• [Provided records]:
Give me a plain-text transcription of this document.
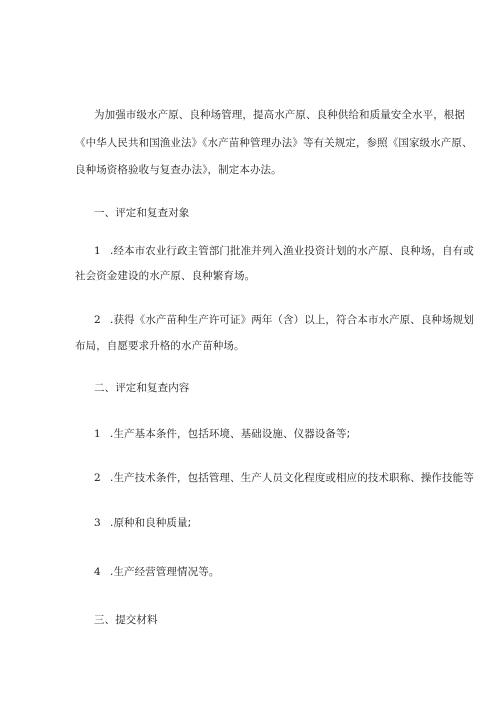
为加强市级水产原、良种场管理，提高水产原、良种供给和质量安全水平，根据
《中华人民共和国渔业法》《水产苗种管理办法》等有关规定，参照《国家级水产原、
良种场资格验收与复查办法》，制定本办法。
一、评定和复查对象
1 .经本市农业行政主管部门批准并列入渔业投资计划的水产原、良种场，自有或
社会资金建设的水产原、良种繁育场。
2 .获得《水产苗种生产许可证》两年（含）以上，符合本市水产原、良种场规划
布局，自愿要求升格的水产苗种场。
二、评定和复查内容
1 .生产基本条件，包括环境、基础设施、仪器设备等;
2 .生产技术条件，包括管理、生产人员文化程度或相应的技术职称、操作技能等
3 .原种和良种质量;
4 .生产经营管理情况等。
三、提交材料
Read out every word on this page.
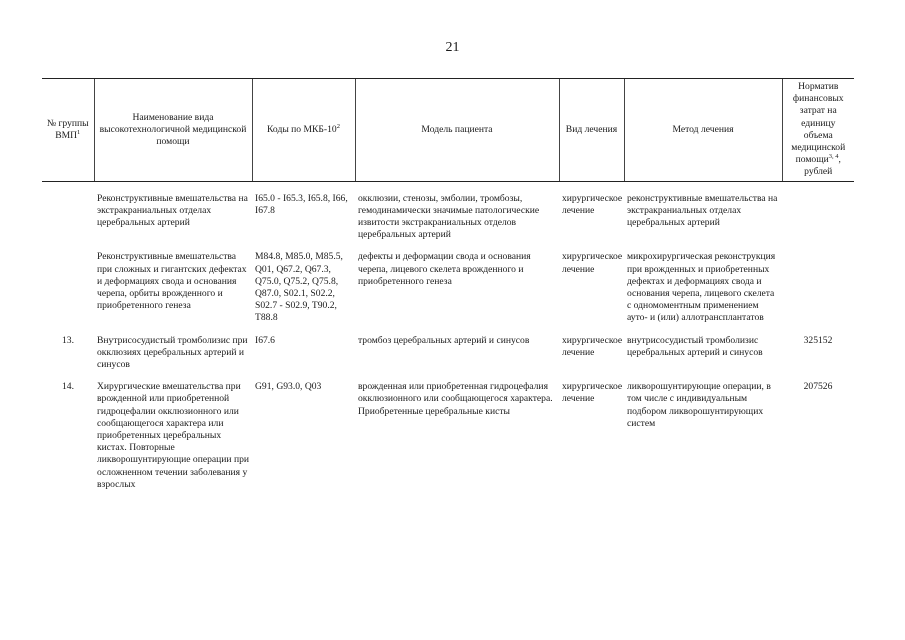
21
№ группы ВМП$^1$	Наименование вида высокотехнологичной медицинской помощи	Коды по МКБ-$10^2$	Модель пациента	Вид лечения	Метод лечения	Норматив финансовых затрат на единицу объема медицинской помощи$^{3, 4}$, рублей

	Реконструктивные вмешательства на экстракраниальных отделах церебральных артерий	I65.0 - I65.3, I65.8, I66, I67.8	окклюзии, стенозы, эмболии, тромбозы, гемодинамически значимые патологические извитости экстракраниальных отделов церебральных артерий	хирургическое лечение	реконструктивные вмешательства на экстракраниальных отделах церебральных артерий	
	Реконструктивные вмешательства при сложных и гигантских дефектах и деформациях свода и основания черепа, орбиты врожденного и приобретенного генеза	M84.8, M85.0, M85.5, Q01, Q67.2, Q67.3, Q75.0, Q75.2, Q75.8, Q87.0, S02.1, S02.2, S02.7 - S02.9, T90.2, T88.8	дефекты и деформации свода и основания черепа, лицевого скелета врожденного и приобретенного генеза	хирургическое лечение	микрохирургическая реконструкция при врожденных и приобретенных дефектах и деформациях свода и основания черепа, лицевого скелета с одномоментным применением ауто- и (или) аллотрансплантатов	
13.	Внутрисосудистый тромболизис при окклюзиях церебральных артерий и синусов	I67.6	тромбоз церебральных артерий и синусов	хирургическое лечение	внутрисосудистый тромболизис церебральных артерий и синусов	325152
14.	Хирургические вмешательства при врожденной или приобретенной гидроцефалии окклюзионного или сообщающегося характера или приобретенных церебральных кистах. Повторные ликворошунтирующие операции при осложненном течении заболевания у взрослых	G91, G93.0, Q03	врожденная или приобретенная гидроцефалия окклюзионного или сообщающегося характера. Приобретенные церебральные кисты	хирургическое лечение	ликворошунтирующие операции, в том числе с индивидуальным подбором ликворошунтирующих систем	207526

• [Written task]: Filter the records down to the lines that contain the string "this", and copy those lines.

• [Solution to the problem]:
Give me a plain-text transcription of this document.
Read out every word on this page.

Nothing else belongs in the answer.